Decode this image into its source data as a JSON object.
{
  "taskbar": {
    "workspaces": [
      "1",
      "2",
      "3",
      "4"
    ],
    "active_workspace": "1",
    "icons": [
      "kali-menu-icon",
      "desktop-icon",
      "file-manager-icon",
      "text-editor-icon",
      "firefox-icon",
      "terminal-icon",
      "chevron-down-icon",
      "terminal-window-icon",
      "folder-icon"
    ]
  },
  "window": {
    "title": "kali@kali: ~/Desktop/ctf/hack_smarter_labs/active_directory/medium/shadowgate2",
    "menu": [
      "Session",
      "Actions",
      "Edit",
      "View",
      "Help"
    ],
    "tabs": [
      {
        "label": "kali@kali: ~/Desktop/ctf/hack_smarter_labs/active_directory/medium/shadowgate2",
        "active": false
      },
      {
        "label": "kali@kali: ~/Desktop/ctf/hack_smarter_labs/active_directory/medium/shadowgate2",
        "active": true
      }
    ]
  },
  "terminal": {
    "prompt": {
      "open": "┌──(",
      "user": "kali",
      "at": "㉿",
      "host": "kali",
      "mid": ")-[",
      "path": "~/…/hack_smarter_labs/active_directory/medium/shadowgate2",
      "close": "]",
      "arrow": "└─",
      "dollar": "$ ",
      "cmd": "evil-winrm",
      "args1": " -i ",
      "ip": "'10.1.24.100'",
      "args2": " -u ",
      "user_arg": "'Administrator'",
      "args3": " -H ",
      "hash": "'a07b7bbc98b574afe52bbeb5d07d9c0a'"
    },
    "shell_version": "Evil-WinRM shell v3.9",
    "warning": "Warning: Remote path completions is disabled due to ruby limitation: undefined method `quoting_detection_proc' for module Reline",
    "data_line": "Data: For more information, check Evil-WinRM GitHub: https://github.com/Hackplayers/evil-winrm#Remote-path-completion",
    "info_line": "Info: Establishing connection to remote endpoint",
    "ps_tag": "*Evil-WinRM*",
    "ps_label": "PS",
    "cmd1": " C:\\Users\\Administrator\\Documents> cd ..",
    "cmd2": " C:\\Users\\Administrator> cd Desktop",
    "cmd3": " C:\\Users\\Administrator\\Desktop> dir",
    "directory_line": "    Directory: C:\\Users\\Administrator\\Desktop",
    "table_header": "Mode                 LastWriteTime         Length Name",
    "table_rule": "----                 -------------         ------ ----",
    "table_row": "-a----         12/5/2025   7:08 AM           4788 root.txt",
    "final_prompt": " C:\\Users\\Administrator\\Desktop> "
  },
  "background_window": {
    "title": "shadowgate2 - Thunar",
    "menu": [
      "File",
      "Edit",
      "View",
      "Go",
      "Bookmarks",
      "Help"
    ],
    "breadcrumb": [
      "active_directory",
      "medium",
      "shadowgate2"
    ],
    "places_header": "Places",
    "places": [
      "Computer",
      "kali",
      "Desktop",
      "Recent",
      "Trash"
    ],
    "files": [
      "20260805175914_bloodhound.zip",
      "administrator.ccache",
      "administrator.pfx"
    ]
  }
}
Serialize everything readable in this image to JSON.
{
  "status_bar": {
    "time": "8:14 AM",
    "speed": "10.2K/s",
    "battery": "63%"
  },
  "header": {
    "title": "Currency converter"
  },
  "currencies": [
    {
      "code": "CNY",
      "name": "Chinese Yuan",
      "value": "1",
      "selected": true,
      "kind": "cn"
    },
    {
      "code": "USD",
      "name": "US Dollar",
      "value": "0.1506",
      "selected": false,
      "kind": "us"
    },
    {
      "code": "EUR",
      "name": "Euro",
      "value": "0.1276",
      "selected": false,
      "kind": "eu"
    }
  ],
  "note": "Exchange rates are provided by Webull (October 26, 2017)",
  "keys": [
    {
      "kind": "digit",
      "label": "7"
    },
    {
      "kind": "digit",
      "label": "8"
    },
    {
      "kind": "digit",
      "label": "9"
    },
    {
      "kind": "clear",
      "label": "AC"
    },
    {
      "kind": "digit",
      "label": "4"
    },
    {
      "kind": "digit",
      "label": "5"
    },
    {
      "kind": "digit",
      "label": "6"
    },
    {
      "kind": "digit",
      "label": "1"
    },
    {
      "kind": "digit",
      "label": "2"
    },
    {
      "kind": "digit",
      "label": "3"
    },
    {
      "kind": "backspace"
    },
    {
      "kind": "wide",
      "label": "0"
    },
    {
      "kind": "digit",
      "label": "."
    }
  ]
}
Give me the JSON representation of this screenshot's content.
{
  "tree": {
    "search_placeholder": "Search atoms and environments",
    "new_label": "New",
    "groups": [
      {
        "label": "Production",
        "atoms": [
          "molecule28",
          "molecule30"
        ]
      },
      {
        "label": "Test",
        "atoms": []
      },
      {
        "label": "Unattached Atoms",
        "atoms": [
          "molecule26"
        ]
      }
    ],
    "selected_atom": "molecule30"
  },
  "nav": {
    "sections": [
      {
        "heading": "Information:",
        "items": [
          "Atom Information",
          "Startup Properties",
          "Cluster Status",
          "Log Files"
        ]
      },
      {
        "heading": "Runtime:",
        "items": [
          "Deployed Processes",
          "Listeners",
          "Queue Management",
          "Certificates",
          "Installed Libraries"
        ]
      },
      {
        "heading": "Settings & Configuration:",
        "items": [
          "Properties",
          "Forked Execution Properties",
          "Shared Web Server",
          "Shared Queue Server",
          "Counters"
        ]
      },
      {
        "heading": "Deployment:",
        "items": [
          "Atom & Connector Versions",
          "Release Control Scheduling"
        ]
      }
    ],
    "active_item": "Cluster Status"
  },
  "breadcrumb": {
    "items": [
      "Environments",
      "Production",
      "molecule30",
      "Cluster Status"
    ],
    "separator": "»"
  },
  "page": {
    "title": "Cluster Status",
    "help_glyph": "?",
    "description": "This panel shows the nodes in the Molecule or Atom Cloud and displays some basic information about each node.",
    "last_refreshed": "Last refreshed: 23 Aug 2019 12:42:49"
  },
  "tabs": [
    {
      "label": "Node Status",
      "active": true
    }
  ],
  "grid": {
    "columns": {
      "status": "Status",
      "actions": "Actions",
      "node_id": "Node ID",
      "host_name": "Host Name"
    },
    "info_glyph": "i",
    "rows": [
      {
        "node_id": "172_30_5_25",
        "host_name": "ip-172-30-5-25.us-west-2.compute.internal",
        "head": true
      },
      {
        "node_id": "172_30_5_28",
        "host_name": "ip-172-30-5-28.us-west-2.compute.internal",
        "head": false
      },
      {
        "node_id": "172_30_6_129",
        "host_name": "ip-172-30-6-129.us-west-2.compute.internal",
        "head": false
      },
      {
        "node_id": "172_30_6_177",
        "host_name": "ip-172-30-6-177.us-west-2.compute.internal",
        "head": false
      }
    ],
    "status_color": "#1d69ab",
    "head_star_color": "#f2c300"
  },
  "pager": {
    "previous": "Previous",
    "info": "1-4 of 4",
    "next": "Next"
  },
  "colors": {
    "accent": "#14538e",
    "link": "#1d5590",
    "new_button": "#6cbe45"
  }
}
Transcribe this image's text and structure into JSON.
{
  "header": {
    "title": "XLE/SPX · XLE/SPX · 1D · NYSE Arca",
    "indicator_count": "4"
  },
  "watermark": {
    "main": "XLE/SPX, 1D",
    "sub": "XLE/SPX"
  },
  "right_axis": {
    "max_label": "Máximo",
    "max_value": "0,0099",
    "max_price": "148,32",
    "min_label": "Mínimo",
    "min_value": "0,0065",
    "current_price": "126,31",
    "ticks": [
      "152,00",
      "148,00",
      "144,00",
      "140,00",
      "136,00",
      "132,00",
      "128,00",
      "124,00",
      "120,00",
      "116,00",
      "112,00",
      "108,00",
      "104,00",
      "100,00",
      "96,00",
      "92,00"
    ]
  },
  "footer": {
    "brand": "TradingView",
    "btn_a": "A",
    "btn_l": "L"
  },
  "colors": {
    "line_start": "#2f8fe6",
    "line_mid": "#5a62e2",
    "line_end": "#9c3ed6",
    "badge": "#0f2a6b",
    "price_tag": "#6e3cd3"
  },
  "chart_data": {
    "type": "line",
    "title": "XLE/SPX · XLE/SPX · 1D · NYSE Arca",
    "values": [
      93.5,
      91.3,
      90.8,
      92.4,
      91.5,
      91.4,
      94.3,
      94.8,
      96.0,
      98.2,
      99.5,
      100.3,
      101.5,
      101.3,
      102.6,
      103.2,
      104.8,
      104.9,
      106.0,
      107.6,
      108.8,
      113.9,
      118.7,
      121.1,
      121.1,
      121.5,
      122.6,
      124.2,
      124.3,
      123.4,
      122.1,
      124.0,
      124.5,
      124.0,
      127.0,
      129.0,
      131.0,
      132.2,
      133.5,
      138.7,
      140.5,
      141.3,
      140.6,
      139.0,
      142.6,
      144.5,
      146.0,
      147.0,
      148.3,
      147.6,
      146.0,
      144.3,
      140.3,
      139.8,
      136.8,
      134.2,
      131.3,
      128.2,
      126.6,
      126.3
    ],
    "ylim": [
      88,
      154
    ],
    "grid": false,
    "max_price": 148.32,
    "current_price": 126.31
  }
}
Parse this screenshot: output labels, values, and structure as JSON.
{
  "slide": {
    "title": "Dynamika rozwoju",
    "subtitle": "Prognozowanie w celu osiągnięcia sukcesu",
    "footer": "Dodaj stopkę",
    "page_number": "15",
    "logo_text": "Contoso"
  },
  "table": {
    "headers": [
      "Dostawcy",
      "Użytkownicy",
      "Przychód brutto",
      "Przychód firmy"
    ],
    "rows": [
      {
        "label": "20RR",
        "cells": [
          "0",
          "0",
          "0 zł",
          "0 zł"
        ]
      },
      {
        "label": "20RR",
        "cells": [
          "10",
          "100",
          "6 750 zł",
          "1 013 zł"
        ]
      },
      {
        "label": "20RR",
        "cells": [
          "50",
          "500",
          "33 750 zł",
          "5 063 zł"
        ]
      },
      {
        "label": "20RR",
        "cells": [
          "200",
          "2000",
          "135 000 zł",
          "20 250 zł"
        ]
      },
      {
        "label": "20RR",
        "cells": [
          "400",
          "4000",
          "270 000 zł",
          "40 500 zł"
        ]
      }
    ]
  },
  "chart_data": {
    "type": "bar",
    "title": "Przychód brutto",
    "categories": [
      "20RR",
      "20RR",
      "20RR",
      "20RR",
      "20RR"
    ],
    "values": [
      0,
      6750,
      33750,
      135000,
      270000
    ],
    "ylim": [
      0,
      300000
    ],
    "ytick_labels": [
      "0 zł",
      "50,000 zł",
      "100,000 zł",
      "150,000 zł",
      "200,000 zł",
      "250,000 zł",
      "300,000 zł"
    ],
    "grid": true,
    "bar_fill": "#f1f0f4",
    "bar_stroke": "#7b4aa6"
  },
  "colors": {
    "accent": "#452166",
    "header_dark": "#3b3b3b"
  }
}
━━━━━━
Description of the task:
The answer is the number of lines in the preceding material that hold "Users"; write that number and nothing else.

Answer below:
5